== Written task ==
Please print every record below exactly as it appears.

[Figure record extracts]
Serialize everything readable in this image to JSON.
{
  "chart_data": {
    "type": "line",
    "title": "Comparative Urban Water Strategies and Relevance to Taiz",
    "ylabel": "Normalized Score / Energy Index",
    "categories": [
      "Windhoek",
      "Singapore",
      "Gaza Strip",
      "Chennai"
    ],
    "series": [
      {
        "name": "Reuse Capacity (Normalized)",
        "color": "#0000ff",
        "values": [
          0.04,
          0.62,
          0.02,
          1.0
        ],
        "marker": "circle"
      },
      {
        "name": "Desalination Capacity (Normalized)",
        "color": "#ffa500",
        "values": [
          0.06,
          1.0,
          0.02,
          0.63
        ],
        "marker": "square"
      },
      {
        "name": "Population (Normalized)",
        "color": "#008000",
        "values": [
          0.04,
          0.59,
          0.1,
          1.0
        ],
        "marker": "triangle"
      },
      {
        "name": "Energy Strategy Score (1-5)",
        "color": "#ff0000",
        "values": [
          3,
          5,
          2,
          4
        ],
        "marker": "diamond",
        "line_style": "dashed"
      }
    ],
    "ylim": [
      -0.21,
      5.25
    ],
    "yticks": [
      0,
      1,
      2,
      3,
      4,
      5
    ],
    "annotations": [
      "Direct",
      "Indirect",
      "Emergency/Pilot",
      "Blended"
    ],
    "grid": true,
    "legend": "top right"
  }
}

== Output of the exercise ==
Serialize everything readable in this image to JSON.
{
  "chart_data": {
    "type": "line",
    "title": "Comparative Urban Water Strategies and Relevance to Taiz",
    "ylabel": "Normalized Score / Energy Index",
    "categories": [
      "Windhoek",
      "Singapore",
      "Gaza Strip",
      "Chennai"
    ],
    "series": [
      {
        "name": "Reuse Capacity (Normalized)",
        "color": "#0000ff",
        "values": [
          0.04,
          0.62,
          0.02,
          1.0
        ],
        "marker": "circle"
      },
      {
        "name": "Desalination Capacity (Normalized)",
        "color": "#ffa500",
        "values": [
          0.06,
          1.0,
          0.02,
          0.63
        ],
        "marker": "square"
      },
      {
        "name": "Population (Normalized)",
        "color": "#008000",
        "values": [
          0.04,
          0.59,
          0.1,
          1.0
        ],
        "marker": "triangle"
      },
      {
        "name": "Energy Strategy Score (1-5)",
        "color": "#ff0000",
        "values": [
          3,
          5,
          2,
          4
        ],
        "marker": "diamond",
        "line_style": "dashed"
      }
    ],
    "ylim": [
      -0.21,
      5.25
    ],
    "yticks": [
      0,
      1,
      2,
      3,
      4,
      5
    ],
    "annotations": [
      "Direct",
      "Indirect",
      "Emergency/Pilot",
      "Blended"
    ],
    "grid": true,
    "legend": "top right"
  }
}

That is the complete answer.